Annotated item entries:
** Begin **
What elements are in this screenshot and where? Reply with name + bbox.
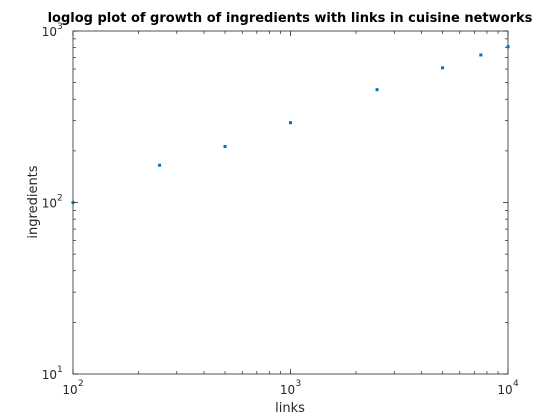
data-point xyxy=(506,45,510,49)
data-point xyxy=(223,145,227,149)
x-tick-label-exponent: 3 xyxy=(296,379,302,389)
y-tick-label-exponent: 1 xyxy=(57,365,63,375)
x-tick-label-exponent: 4 xyxy=(513,379,519,389)
y-tick-label-base: 10 xyxy=(42,197,57,211)
plot-area xyxy=(72,30,509,375)
x-tick-label-base: 10 xyxy=(62,383,77,397)
data-point xyxy=(375,88,379,92)
data-point xyxy=(441,66,445,70)
data-point xyxy=(289,121,292,125)
x-tick-label-base: 10 xyxy=(497,383,512,397)
y-tick-label-base: 10 xyxy=(42,25,57,39)
x-tick-label-exponent: 2 xyxy=(78,379,84,389)
x-tick-label-base: 10 xyxy=(280,383,295,397)
data-point xyxy=(479,53,483,57)
tick-labels: 10 2 10 3 10 410 110 210 3 xyxy=(42,22,519,397)
data-point xyxy=(158,163,162,167)
y-tick-label-exponent: 3 xyxy=(57,22,63,32)
data-points xyxy=(71,45,510,204)
minor-ticks xyxy=(73,31,508,374)
y-tick-label-base: 10 xyxy=(42,368,57,382)
data-point xyxy=(71,201,75,204)
y-tick-label-exponent: 2 xyxy=(57,194,63,204)
y-axis-label: ingredients xyxy=(26,165,41,238)
x-axis-label: links xyxy=(275,401,305,416)
chart-title: loglog plot of growth of ingredients wit… xyxy=(48,11,533,26)
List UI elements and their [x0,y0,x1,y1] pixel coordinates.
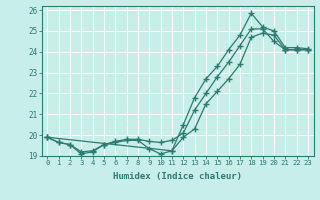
X-axis label: Humidex (Indice chaleur): Humidex (Indice chaleur) [113,172,242,181]
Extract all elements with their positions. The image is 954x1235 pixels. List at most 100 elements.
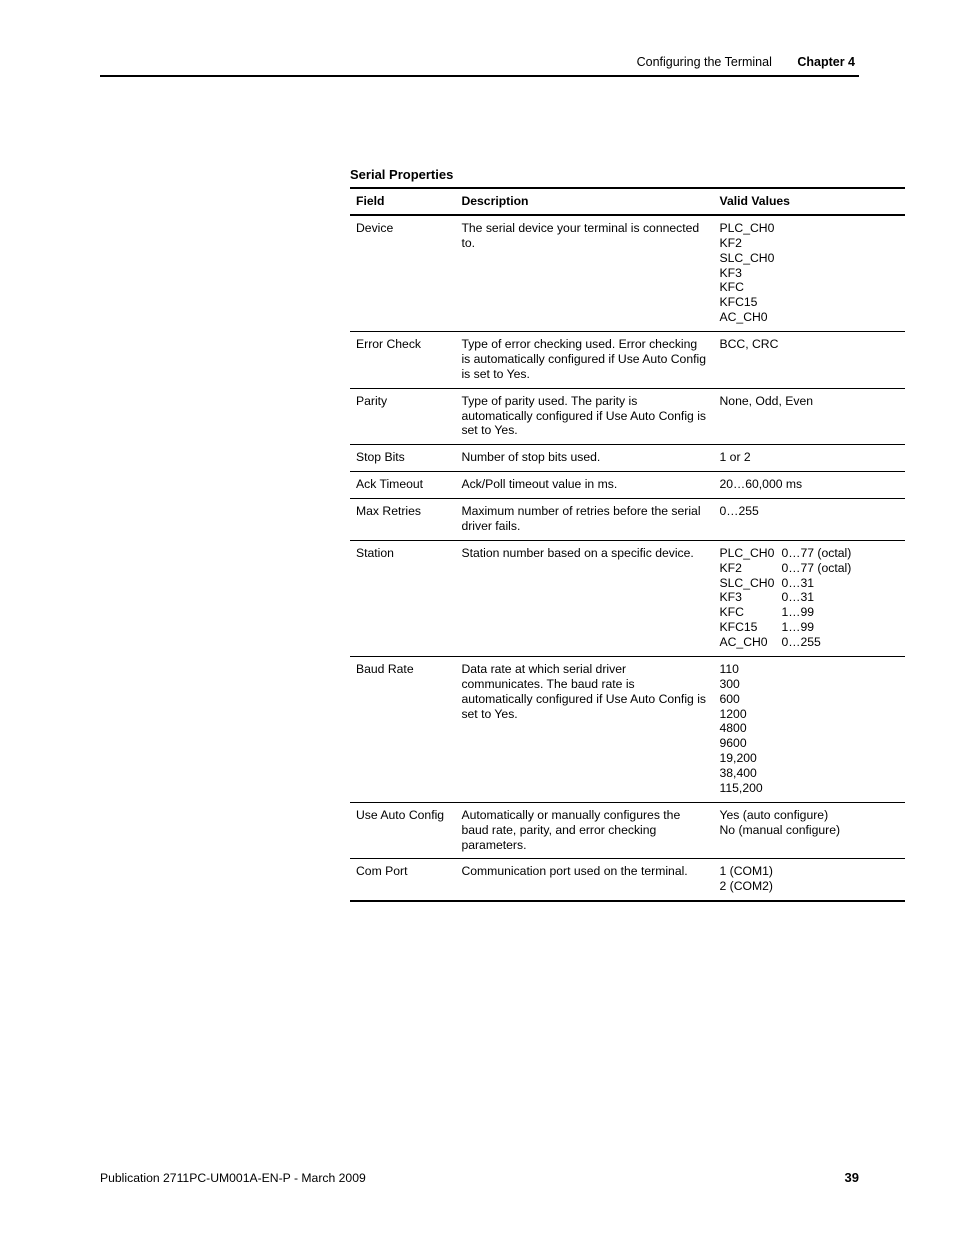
- cell-field: Max Retries: [350, 499, 455, 541]
- valid-value-pair: SLC_CH00…31: [720, 576, 900, 591]
- cell-description: Type of error checking used. Error check…: [455, 332, 713, 389]
- col-valid-values: Valid Values: [714, 188, 906, 215]
- valid-value-line: 110: [720, 662, 900, 677]
- cell-field: Station: [350, 540, 455, 656]
- table-title: Serial Properties: [350, 167, 905, 182]
- pair-key: KFC: [720, 605, 782, 620]
- cell-field: Com Port: [350, 859, 455, 901]
- pair-value: 1…99: [782, 605, 900, 620]
- table-row: DeviceThe serial device your terminal is…: [350, 215, 905, 332]
- pair-value: 0…31: [782, 590, 900, 605]
- table-row: Error CheckType of error checking used. …: [350, 332, 905, 389]
- pair-key: AC_CH0: [720, 635, 782, 650]
- cell-valid-values: BCC, CRC: [714, 332, 906, 389]
- col-description: Description: [455, 188, 713, 215]
- valid-value-line: None, Odd, Even: [720, 394, 900, 409]
- cell-valid-values: PLC_CH00…77 (octal)KF20…77 (octal)SLC_CH…: [714, 540, 906, 656]
- cell-description: Number of stop bits used.: [455, 445, 713, 472]
- header-rule: [100, 75, 859, 77]
- valid-value-line: 115,200: [720, 781, 900, 796]
- col-field: Field: [350, 188, 455, 215]
- table-row: Max RetriesMaximum number of retries bef…: [350, 499, 905, 541]
- valid-value-line: 300: [720, 677, 900, 692]
- pair-value: 1…99: [782, 620, 900, 635]
- cell-valid-values: 1 or 2: [714, 445, 906, 472]
- table-header-row: Field Description Valid Values: [350, 188, 905, 215]
- table-row: ParityType of parity used. The parity is…: [350, 388, 905, 445]
- valid-value-line: No (manual configure): [720, 823, 900, 838]
- table-row: Com PortCommunication port used on the t…: [350, 859, 905, 901]
- cell-valid-values: 1 (COM1)2 (COM2): [714, 859, 906, 901]
- valid-value-line: SLC_CH0: [720, 251, 900, 266]
- content-block: Serial Properties Field Description Vali…: [350, 167, 905, 902]
- running-head: Configuring the Terminal Chapter 4: [100, 55, 859, 69]
- table-row: Use Auto ConfigAutomatically or manually…: [350, 802, 905, 859]
- valid-value-line: KFC15: [720, 295, 900, 310]
- pair-key: KF3: [720, 590, 782, 605]
- valid-value-line: KF2: [720, 236, 900, 251]
- valid-value-line: 1200: [720, 707, 900, 722]
- cell-valid-values: Yes (auto configure)No (manual configure…: [714, 802, 906, 859]
- cell-field: Stop Bits: [350, 445, 455, 472]
- cell-valid-values: PLC_CH0KF2SLC_CH0KF3KFCKFC15AC_CH0: [714, 215, 906, 332]
- valid-value-line: PLC_CH0: [720, 221, 900, 236]
- cell-valid-values: 20…60,000 ms: [714, 472, 906, 499]
- valid-value-pair: KF30…31: [720, 590, 900, 605]
- publication-text: Publication 2711PC-UM001A-EN-P - March 2…: [100, 1171, 366, 1185]
- cell-description: The serial device your terminal is conne…: [455, 215, 713, 332]
- valid-value-pair: AC_CH00…255: [720, 635, 900, 650]
- cell-field: Parity: [350, 388, 455, 445]
- pair-value: 0…31: [782, 576, 900, 591]
- table-body: DeviceThe serial device your terminal is…: [350, 215, 905, 901]
- cell-field: Use Auto Config: [350, 802, 455, 859]
- cell-description: Communication port used on the terminal.: [455, 859, 713, 901]
- cell-field: Error Check: [350, 332, 455, 389]
- valid-value-pair: KFC151…99: [720, 620, 900, 635]
- table-row: StationStation number based on a specifi…: [350, 540, 905, 656]
- pair-key: KF2: [720, 561, 782, 576]
- valid-value-line: KF3: [720, 266, 900, 281]
- valid-value-line: 20…60,000 ms: [720, 477, 900, 492]
- valid-value-line: KFC: [720, 280, 900, 295]
- valid-value-pair: PLC_CH00…77 (octal): [720, 546, 900, 561]
- valid-value-line: 4800: [720, 721, 900, 736]
- valid-value-line: AC_CH0: [720, 310, 900, 325]
- cell-field: Baud Rate: [350, 656, 455, 802]
- valid-value-line: BCC, CRC: [720, 337, 900, 352]
- valid-value-line: 2 (COM2): [720, 879, 900, 894]
- valid-value-pair: KFC1…99: [720, 605, 900, 620]
- pair-key: PLC_CH0: [720, 546, 782, 561]
- page-number: 39: [845, 1170, 859, 1185]
- pair-value: 0…255: [782, 635, 900, 650]
- serial-properties-table: Field Description Valid Values DeviceThe…: [350, 187, 905, 902]
- valid-value-line: 9600: [720, 736, 900, 751]
- running-head-chapter: Chapter 4: [797, 55, 855, 69]
- running-head-section: Configuring the Terminal: [637, 55, 772, 69]
- cell-description: Type of parity used. The parity is autom…: [455, 388, 713, 445]
- cell-valid-values: 0…255: [714, 499, 906, 541]
- pair-value: 0…77 (octal): [782, 546, 900, 561]
- cell-field: Ack Timeout: [350, 472, 455, 499]
- valid-value-pair: KF20…77 (octal): [720, 561, 900, 576]
- table-row: Baud RateData rate at which serial drive…: [350, 656, 905, 802]
- valid-value-line: 19,200: [720, 751, 900, 766]
- cell-field: Device: [350, 215, 455, 332]
- valid-value-line: Yes (auto configure): [720, 808, 900, 823]
- table-row: Stop BitsNumber of stop bits used. 1 or 2: [350, 445, 905, 472]
- cell-description: Ack/Poll timeout value in ms.: [455, 472, 713, 499]
- valid-value-line: 38,400: [720, 766, 900, 781]
- cell-valid-values: 11030060012004800960019,20038,400115,200: [714, 656, 906, 802]
- valid-value-line: 0…255: [720, 504, 900, 519]
- cell-description: Station number based on a specific devic…: [455, 540, 713, 656]
- table-row: Ack TimeoutAck/Poll timeout value in ms.…: [350, 472, 905, 499]
- pair-key: SLC_CH0: [720, 576, 782, 591]
- cell-valid-values: None, Odd, Even: [714, 388, 906, 445]
- valid-value-line: 1 (COM1): [720, 864, 900, 879]
- valid-value-line: 1 or 2: [720, 450, 900, 465]
- cell-description: Maximum number of retries before the ser…: [455, 499, 713, 541]
- pair-value: 0…77 (octal): [782, 561, 900, 576]
- valid-value-line: 600: [720, 692, 900, 707]
- pair-key: KFC15: [720, 620, 782, 635]
- page: Configuring the Terminal Chapter 4 Seria…: [0, 0, 954, 1235]
- cell-description: Automatically or manually configures the…: [455, 802, 713, 859]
** End **
◆ **TO BE DONE**:
Can you write out the lines from the one containing "data-point xyxy=(506,45,510,49)" through the one containing "data-point xyxy=(441,66,445,70)", switching "data-point" to "data-marker" and keeping everything else identical?

◆ **COMPLETE OUTPUT**:
data-marker xyxy=(506,45,510,49)
data-marker xyxy=(223,145,227,149)
x-tick-label-exponent: 3 xyxy=(296,379,302,389)
y-tick-label-exponent: 1 xyxy=(57,365,63,375)
x-tick-label-exponent: 4 xyxy=(513,379,519,389)
y-tick-label-base: 10 xyxy=(42,197,57,211)
plot-area xyxy=(72,30,509,375)
x-tick-label-base: 10 xyxy=(62,383,77,397)
data-marker xyxy=(375,88,379,92)
data-marker xyxy=(441,66,445,70)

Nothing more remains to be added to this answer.